**Input data**

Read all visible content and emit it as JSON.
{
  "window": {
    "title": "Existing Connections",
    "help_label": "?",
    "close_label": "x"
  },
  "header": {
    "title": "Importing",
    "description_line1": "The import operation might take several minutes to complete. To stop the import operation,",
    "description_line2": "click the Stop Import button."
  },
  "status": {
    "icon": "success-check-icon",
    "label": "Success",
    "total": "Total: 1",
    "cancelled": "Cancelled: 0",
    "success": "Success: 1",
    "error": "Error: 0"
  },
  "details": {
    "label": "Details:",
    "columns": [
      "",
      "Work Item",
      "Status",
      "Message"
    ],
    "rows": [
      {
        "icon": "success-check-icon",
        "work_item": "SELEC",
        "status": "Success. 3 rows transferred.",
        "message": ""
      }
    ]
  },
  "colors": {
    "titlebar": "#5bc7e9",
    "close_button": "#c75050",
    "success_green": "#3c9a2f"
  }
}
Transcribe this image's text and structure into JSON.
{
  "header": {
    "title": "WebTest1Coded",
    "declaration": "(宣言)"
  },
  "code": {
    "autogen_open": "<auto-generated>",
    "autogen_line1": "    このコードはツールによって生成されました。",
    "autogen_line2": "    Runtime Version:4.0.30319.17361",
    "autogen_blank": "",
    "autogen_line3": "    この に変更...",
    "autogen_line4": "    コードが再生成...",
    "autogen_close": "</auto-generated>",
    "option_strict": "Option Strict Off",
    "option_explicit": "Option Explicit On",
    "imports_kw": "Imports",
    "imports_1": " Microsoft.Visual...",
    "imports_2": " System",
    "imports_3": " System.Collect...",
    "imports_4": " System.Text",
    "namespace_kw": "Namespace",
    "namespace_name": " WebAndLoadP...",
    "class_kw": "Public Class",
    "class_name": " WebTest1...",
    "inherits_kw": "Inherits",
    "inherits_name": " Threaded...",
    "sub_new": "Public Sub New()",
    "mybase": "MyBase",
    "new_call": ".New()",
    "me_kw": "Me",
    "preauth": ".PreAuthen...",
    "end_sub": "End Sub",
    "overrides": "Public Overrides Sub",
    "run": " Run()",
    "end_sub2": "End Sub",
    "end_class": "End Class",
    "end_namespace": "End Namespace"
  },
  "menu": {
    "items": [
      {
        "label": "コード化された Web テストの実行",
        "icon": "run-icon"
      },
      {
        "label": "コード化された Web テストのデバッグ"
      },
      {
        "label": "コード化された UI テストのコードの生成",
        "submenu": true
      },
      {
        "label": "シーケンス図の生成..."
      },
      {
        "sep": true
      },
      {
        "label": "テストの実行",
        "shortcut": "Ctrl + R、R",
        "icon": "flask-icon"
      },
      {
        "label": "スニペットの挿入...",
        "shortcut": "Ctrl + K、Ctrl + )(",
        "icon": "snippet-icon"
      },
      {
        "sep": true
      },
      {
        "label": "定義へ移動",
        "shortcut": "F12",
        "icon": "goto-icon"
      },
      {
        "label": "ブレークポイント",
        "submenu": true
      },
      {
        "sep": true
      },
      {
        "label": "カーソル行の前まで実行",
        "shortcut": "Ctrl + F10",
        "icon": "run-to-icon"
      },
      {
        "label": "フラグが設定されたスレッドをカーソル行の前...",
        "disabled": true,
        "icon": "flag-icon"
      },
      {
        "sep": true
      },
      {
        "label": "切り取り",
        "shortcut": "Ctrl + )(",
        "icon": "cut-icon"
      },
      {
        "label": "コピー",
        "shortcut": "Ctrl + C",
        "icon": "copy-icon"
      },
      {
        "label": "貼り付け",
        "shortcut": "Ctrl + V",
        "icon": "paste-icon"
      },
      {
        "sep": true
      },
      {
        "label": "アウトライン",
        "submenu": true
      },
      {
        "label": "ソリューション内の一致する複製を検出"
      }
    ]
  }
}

**What the task asks**
Copy out the whole listing exactly.

**Exercise output**
Read all visible content and emit it as JSON.
{
  "window": {
    "title": "Existing Connections",
    "help_label": "?",
    "close_label": "x"
  },
  "header": {
    "title": "Importing",
    "description_line1": "The import operation might take several minutes to complete. To stop the import operation,",
    "description_line2": "click the Stop Import button."
  },
  "status": {
    "icon": "success-check-icon",
    "label": "Success",
    "total": "Total: 1",
    "cancelled": "Cancelled: 0",
    "success": "Success: 1",
    "error": "Error: 0"
  },
  "details": {
    "label": "Details:",
    "columns": [
      "",
      "Work Item",
      "Status",
      "Message"
    ],
    "rows": [
      {
        "icon": "success-check-icon",
        "work_item": "SELEC",
        "status": "Success. 3 rows transferred.",
        "message": ""
      }
    ]
  },
  "colors": {
    "titlebar": "#5bc7e9",
    "close_button": "#c75050",
    "success_green": "#3c9a2f"
  }
}
Transcribe this image's text and structure into JSON.
{
  "header": {
    "title": "WebTest1Coded",
    "declaration": "(宣言)"
  },
  "code": {
    "autogen_open": "<auto-generated>",
    "autogen_line1": "    このコードはツールによって生成されました。",
    "autogen_line2": "    Runtime Version:4.0.30319.17361",
    "autogen_blank": "",
    "autogen_line3": "    この に変更...",
    "autogen_line4": "    コードが再生成...",
    "autogen_close": "</auto-generated>",
    "option_strict": "Option Strict Off",
    "option_explicit": "Option Explicit On",
    "imports_kw": "Imports",
    "imports_1": " Microsoft.Visual...",
    "imports_2": " System",
    "imports_3": " System.Collect...",
    "imports_4": " System.Text",
    "namespace_kw": "Namespace",
    "namespace_name": " WebAndLoadP...",
    "class_kw": "Public Class",
    "class_name": " WebTest1...",
    "inherits_kw": "Inherits",
    "inherits_name": " Threaded...",
    "sub_new": "Public Sub New()",
    "mybase": "MyBase",
    "new_call": ".New()",
    "me_kw": "Me",
    "preauth": ".PreAuthen...",
    "end_sub": "End Sub",
    "overrides": "Public Overrides Sub",
    "run": " Run()",
    "end_sub2": "End Sub",
    "end_class": "End Class",
    "end_namespace": "End Namespace"
  },
  "menu": {
    "items": [
      {
        "label": "コード化された Web テストの実行",
        "icon": "run-icon"
      },
      {
        "label": "コード化された Web テストのデバッグ"
      },
      {
        "label": "コード化された UI テストのコードの生成",
        "submenu": true
      },
      {
        "label": "シーケンス図の生成..."
      },
      {
        "sep": true
      },
      {
        "label": "テストの実行",
        "shortcut": "Ctrl + R、R",
        "icon": "flask-icon"
      },
      {
        "label": "スニペットの挿入...",
        "shortcut": "Ctrl + K、Ctrl + )(",
        "icon": "snippet-icon"
      },
      {
        "sep": true
      },
      {
        "label": "定義へ移動",
        "shortcut": "F12",
        "icon": "goto-icon"
      },
      {
        "label": "ブレークポイント",
        "submenu": true
      },
      {
        "sep": true
      },
      {
        "label": "カーソル行の前まで実行",
        "shortcut": "Ctrl + F10",
        "icon": "run-to-icon"
      },
      {
        "label": "フラグが設定されたスレッドをカーソル行の前...",
        "disabled": true,
        "icon": "flag-icon"
      },
      {
        "sep": true
      },
      {
        "label": "切り取り",
        "shortcut": "Ctrl + )(",
        "icon": "cut-icon"
      },
      {
        "label": "コピー",
        "shortcut": "Ctrl + C",
        "icon": "copy-icon"
      },
      {
        "label": "貼り付け",
        "shortcut": "Ctrl + V",
        "icon": "paste-icon"
      },
      {
        "sep": true
      },
      {
        "label": "アウトライン",
        "submenu": true
      },
      {
        "label": "ソリューション内の一致する複製を検出"
      }
    ]
  }
}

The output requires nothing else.